EXERCISE DESCRIPTION -
Transcribe each record exactly. Include every one.

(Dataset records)
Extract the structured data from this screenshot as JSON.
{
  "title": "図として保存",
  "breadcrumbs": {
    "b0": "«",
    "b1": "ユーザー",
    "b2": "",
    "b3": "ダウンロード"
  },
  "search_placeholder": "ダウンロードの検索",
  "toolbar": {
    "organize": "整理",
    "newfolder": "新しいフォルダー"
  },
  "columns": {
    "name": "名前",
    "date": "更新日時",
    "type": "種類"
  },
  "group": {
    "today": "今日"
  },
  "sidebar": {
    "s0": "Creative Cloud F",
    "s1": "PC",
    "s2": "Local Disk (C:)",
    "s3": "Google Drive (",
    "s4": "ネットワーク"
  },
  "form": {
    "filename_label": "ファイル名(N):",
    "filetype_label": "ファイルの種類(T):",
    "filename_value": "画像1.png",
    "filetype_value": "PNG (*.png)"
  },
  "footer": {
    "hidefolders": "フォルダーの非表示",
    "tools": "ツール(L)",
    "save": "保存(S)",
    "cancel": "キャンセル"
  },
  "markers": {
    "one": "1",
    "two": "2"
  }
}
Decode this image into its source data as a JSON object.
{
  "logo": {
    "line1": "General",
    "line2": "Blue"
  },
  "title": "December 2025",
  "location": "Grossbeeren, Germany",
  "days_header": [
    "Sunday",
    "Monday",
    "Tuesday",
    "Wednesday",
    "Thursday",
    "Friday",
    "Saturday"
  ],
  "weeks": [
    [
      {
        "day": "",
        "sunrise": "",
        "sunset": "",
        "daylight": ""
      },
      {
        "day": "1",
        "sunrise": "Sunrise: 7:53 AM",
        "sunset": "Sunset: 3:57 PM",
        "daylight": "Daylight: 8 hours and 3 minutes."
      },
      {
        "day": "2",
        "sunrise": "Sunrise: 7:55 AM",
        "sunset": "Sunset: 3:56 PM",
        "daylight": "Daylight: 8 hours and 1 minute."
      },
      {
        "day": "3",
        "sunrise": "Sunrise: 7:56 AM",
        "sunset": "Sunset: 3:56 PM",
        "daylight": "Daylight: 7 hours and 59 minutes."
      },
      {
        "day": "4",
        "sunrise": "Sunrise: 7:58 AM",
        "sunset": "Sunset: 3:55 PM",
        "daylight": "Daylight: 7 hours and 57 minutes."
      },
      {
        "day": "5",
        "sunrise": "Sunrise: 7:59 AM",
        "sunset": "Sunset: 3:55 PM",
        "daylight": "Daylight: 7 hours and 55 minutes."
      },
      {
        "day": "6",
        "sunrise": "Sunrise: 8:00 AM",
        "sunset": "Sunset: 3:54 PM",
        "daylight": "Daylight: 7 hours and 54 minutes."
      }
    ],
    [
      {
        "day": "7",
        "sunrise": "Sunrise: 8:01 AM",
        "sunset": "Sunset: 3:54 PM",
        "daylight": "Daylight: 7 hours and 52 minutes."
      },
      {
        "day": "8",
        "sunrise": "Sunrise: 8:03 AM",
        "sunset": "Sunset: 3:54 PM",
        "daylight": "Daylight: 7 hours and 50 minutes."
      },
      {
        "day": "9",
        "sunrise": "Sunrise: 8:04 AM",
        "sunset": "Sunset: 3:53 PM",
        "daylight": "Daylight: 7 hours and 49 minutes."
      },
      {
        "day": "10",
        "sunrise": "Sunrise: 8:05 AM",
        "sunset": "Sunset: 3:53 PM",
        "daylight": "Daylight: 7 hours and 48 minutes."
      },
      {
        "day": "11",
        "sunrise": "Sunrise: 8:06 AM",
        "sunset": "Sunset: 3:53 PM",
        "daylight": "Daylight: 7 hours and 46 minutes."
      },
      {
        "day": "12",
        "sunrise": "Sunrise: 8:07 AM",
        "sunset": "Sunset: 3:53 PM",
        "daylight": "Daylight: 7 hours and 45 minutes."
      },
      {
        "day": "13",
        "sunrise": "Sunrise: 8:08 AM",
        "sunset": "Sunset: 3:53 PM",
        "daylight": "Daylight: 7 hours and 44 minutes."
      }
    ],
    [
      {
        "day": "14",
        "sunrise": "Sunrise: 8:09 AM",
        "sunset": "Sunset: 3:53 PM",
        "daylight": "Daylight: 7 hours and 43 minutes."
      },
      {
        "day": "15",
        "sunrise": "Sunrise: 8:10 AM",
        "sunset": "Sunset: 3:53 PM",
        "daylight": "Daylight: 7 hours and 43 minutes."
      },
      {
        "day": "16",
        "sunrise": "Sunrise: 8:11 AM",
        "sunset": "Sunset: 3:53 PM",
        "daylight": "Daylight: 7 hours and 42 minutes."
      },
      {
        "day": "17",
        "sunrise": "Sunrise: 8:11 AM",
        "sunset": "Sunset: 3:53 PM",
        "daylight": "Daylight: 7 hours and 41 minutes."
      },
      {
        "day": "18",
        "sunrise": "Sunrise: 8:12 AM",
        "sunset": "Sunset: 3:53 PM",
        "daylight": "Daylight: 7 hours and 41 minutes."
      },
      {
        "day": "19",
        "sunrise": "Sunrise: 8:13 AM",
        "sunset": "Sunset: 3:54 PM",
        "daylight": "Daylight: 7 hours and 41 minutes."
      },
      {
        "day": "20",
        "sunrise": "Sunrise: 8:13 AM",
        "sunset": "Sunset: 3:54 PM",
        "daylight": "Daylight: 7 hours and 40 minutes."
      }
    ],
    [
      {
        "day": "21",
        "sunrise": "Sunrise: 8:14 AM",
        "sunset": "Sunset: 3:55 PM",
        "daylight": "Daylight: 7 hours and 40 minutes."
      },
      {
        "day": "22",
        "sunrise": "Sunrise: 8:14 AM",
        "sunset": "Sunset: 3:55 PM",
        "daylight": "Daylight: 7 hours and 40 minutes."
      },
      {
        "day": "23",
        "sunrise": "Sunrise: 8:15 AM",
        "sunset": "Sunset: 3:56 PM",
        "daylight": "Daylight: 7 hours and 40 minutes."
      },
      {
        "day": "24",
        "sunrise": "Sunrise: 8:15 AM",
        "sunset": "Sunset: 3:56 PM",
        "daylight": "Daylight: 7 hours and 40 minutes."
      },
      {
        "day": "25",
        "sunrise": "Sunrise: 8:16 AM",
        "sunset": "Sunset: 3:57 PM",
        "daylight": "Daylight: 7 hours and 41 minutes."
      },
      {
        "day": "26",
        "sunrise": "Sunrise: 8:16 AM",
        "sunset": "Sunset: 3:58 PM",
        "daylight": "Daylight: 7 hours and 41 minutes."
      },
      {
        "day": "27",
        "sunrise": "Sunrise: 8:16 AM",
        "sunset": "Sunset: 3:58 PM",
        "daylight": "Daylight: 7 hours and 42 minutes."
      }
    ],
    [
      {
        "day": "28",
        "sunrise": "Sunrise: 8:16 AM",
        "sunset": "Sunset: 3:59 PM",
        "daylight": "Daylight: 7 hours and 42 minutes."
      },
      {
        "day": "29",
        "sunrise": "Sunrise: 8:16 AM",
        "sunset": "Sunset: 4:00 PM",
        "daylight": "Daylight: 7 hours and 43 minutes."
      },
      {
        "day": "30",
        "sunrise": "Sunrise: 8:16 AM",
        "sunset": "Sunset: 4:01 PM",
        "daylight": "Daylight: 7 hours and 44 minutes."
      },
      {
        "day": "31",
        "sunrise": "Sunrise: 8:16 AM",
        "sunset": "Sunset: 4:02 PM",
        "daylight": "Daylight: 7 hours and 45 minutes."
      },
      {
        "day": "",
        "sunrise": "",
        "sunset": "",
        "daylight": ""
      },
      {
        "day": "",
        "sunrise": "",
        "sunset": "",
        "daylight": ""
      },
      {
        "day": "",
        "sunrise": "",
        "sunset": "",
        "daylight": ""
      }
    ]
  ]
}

RESPONSE BELOW -
Extract the structured data from this screenshot as JSON.
{
  "title": "図として保存",
  "breadcrumbs": {
    "b0": "«",
    "b1": "ユーザー",
    "b2": "",
    "b3": "ダウンロード"
  },
  "search_placeholder": "ダウンロードの検索",
  "toolbar": {
    "organize": "整理",
    "newfolder": "新しいフォルダー"
  },
  "columns": {
    "name": "名前",
    "date": "更新日時",
    "type": "種類"
  },
  "group": {
    "today": "今日"
  },
  "sidebar": {
    "s0": "Creative Cloud F",
    "s1": "PC",
    "s2": "Local Disk (C:)",
    "s3": "Google Drive (",
    "s4": "ネットワーク"
  },
  "form": {
    "filename_label": "ファイル名(N):",
    "filetype_label": "ファイルの種類(T):",
    "filename_value": "画像1.png",
    "filetype_value": "PNG (*.png)"
  },
  "footer": {
    "hidefolders": "フォルダーの非表示",
    "tools": "ツール(L)",
    "save": "保存(S)",
    "cancel": "キャンセル"
  },
  "markers": {
    "one": "1",
    "two": "2"
  }
}
Decode this image into its source data as a JSON object.
{
  "logo": {
    "line1": "General",
    "line2": "Blue"
  },
  "title": "December 2025",
  "location": "Grossbeeren, Germany",
  "days_header": [
    "Sunday",
    "Monday",
    "Tuesday",
    "Wednesday",
    "Thursday",
    "Friday",
    "Saturday"
  ],
  "weeks": [
    [
      {
        "day": "",
        "sunrise": "",
        "sunset": "",
        "daylight": ""
      },
      {
        "day": "1",
        "sunrise": "Sunrise: 7:53 AM",
        "sunset": "Sunset: 3:57 PM",
        "daylight": "Daylight: 8 hours and 3 minutes."
      },
      {
        "day": "2",
        "sunrise": "Sunrise: 7:55 AM",
        "sunset": "Sunset: 3:56 PM",
        "daylight": "Daylight: 8 hours and 1 minute."
      },
      {
        "day": "3",
        "sunrise": "Sunrise: 7:56 AM",
        "sunset": "Sunset: 3:56 PM",
        "daylight": "Daylight: 7 hours and 59 minutes."
      },
      {
        "day": "4",
        "sunrise": "Sunrise: 7:58 AM",
        "sunset": "Sunset: 3:55 PM",
        "daylight": "Daylight: 7 hours and 57 minutes."
      },
      {
        "day": "5",
        "sunrise": "Sunrise: 7:59 AM",
        "sunset": "Sunset: 3:55 PM",
        "daylight": "Daylight: 7 hours and 55 minutes."
      },
      {
        "day": "6",
        "sunrise": "Sunrise: 8:00 AM",
        "sunset": "Sunset: 3:54 PM",
        "daylight": "Daylight: 7 hours and 54 minutes."
      }
    ],
    [
      {
        "day": "7",
        "sunrise": "Sunrise: 8:01 AM",
        "sunset": "Sunset: 3:54 PM",
        "daylight": "Daylight: 7 hours and 52 minutes."
      },
      {
        "day": "8",
        "sunrise": "Sunrise: 8:03 AM",
        "sunset": "Sunset: 3:54 PM",
        "daylight": "Daylight: 7 hours and 50 minutes."
      },
      {
        "day": "9",
        "sunrise": "Sunrise: 8:04 AM",
        "sunset": "Sunset: 3:53 PM",
        "daylight": "Daylight: 7 hours and 49 minutes."
      },
      {
        "day": "10",
        "sunrise": "Sunrise: 8:05 AM",
        "sunset": "Sunset: 3:53 PM",
        "daylight": "Daylight: 7 hours and 48 minutes."
      },
      {
        "day": "11",
        "sunrise": "Sunrise: 8:06 AM",
        "sunset": "Sunset: 3:53 PM",
        "daylight": "Daylight: 7 hours and 46 minutes."
      },
      {
        "day": "12",
        "sunrise": "Sunrise: 8:07 AM",
        "sunset": "Sunset: 3:53 PM",
        "daylight": "Daylight: 7 hours and 45 minutes."
      },
      {
        "day": "13",
        "sunrise": "Sunrise: 8:08 AM",
        "sunset": "Sunset: 3:53 PM",
        "daylight": "Daylight: 7 hours and 44 minutes."
      }
    ],
    [
      {
        "day": "14",
        "sunrise": "Sunrise: 8:09 AM",
        "sunset": "Sunset: 3:53 PM",
        "daylight": "Daylight: 7 hours and 43 minutes."
      },
      {
        "day": "15",
        "sunrise": "Sunrise: 8:10 AM",
        "sunset": "Sunset: 3:53 PM",
        "daylight": "Daylight: 7 hours and 43 minutes."
      },
      {
        "day": "16",
        "sunrise": "Sunrise: 8:11 AM",
        "sunset": "Sunset: 3:53 PM",
        "daylight": "Daylight: 7 hours and 42 minutes."
      },
      {
        "day": "17",
        "sunrise": "Sunrise: 8:11 AM",
        "sunset": "Sunset: 3:53 PM",
        "daylight": "Daylight: 7 hours and 41 minutes."
      },
      {
        "day": "18",
        "sunrise": "Sunrise: 8:12 AM",
        "sunset": "Sunset: 3:53 PM",
        "daylight": "Daylight: 7 hours and 41 minutes."
      },
      {
        "day": "19",
        "sunrise": "Sunrise: 8:13 AM",
        "sunset": "Sunset: 3:54 PM",
        "daylight": "Daylight: 7 hours and 41 minutes."
      },
      {
        "day": "20",
        "sunrise": "Sunrise: 8:13 AM",
        "sunset": "Sunset: 3:54 PM",
        "daylight": "Daylight: 7 hours and 40 minutes."
      }
    ],
    [
      {
        "day": "21",
        "sunrise": "Sunrise: 8:14 AM",
        "sunset": "Sunset: 3:55 PM",
        "daylight": "Daylight: 7 hours and 40 minutes."
      },
      {
        "day": "22",
        "sunrise": "Sunrise: 8:14 AM",
        "sunset": "Sunset: 3:55 PM",
        "daylight": "Daylight: 7 hours and 40 minutes."
      },
      {
        "day": "23",
        "sunrise": "Sunrise: 8:15 AM",
        "sunset": "Sunset: 3:56 PM",
        "daylight": "Daylight: 7 hours and 40 minutes."
      },
      {
        "day": "24",
        "sunrise": "Sunrise: 8:15 AM",
        "sunset": "Sunset: 3:56 PM",
        "daylight": "Daylight: 7 hours and 40 minutes."
      },
      {
        "day": "25",
        "sunrise": "Sunrise: 8:16 AM",
        "sunset": "Sunset: 3:57 PM",
        "daylight": "Daylight: 7 hours and 41 minutes."
      },
      {
        "day": "26",
        "sunrise": "Sunrise: 8:16 AM",
        "sunset": "Sunset: 3:58 PM",
        "daylight": "Daylight: 7 hours and 41 minutes."
      },
      {
        "day": "27",
        "sunrise": "Sunrise: 8:16 AM",
        "sunset": "Sunset: 3:58 PM",
        "daylight": "Daylight: 7 hours and 42 minutes."
      }
    ],
    [
      {
        "day": "28",
        "sunrise": "Sunrise: 8:16 AM",
        "sunset": "Sunset: 3:59 PM",
        "daylight": "Daylight: 7 hours and 42 minutes."
      },
      {
        "day": "29",
        "sunrise": "Sunrise: 8:16 AM",
        "sunset": "Sunset: 4:00 PM",
        "daylight": "Daylight: 7 hours and 43 minutes."
      },
      {
        "day": "30",
        "sunrise": "Sunrise: 8:16 AM",
        "sunset": "Sunset: 4:01 PM",
        "daylight": "Daylight: 7 hours and 44 minutes."
      },
      {
        "day": "31",
        "sunrise": "Sunrise: 8:16 AM",
        "sunset": "Sunset: 4:02 PM",
        "daylight": "Daylight: 7 hours and 45 minutes."
      },
      {
        "day": "",
        "sunrise": "",
        "sunset": "",
        "daylight": ""
      },
      {
        "day": "",
        "sunrise": "",
        "sunset": "",
        "daylight": ""
      },
      {
        "day": "",
        "sunrise": "",
        "sunset": "",
        "daylight": ""
      }
    ]
  ]
}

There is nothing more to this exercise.